_RECORD SET_.

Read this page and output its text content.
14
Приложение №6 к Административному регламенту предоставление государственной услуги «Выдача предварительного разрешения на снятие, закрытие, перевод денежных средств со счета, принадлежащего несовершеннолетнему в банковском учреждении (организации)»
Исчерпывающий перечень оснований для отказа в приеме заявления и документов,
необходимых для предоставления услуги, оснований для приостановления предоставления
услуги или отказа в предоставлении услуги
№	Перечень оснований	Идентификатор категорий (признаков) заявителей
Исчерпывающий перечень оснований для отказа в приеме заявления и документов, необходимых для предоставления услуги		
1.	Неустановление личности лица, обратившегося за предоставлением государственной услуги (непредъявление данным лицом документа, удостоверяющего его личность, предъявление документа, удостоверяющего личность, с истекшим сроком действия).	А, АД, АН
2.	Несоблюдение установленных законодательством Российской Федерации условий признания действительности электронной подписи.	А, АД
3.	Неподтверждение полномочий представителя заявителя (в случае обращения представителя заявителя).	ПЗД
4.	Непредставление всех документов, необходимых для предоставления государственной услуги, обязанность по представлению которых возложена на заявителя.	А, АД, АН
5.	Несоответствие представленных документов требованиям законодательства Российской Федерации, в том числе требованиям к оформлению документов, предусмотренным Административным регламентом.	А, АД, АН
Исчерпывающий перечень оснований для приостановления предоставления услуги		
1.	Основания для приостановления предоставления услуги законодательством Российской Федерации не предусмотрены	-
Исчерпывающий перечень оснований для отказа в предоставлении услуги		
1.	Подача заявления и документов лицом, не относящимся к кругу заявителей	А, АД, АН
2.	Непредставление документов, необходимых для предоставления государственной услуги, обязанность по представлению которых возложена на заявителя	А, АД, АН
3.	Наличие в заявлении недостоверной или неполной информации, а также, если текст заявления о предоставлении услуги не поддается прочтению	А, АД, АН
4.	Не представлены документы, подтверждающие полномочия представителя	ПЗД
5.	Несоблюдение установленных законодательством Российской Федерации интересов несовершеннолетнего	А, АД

_SHORT TASK_. Copy all the records above precisely.

_RESPONSE TO THIS TASK_.
Read this page and output its text content.
14
Приложение №6 к Административному регламенту предоставление государственной услуги «Выдача предварительного разрешения на снятие, закрытие, перевод денежных средств со счета, принадлежащего несовершеннолетнему в банковском учреждении (организации)»
Исчерпывающий перечень оснований для отказа в приеме заявления и документов,
необходимых для предоставления услуги, оснований для приостановления предоставления
услуги или отказа в предоставлении услуги
№	Перечень оснований	Идентификатор категорий (признаков) заявителей
Исчерпывающий перечень оснований для отказа в приеме заявления и документов, необходимых для предоставления услуги		
1.	Неустановление личности лица, обратившегося за предоставлением государственной услуги (непредъявление данным лицом документа, удостоверяющего его личность, предъявление документа, удостоверяющего личность, с истекшим сроком действия).	А, АД, АН
2.	Несоблюдение установленных законодательством Российской Федерации условий признания действительности электронной подписи.	А, АД
3.	Неподтверждение полномочий представителя заявителя (в случае обращения представителя заявителя).	ПЗД
4.	Непредставление всех документов, необходимых для предоставления государственной услуги, обязанность по представлению которых возложена на заявителя.	А, АД, АН
5.	Несоответствие представленных документов требованиям законодательства Российской Федерации, в том числе требованиям к оформлению документов, предусмотренным Административным регламентом.	А, АД, АН
Исчерпывающий перечень оснований для приостановления предоставления услуги		
1.	Основания для приостановления предоставления услуги законодательством Российской Федерации не предусмотрены	-
Исчерпывающий перечень оснований для отказа в предоставлении услуги		
1.	Подача заявления и документов лицом, не относящимся к кругу заявителей	А, АД, АН
2.	Непредставление документов, необходимых для предоставления государственной услуги, обязанность по представлению которых возложена на заявителя	А, АД, АН
3.	Наличие в заявлении недостоверной или неполной информации, а также, если текст заявления о предоставлении услуги не поддается прочтению	А, АД, АН
4.	Не представлены документы, подтверждающие полномочия представителя	ПЗД
5.	Несоблюдение установленных законодательством Российской Федерации интересов несовершеннолетнего	А, АД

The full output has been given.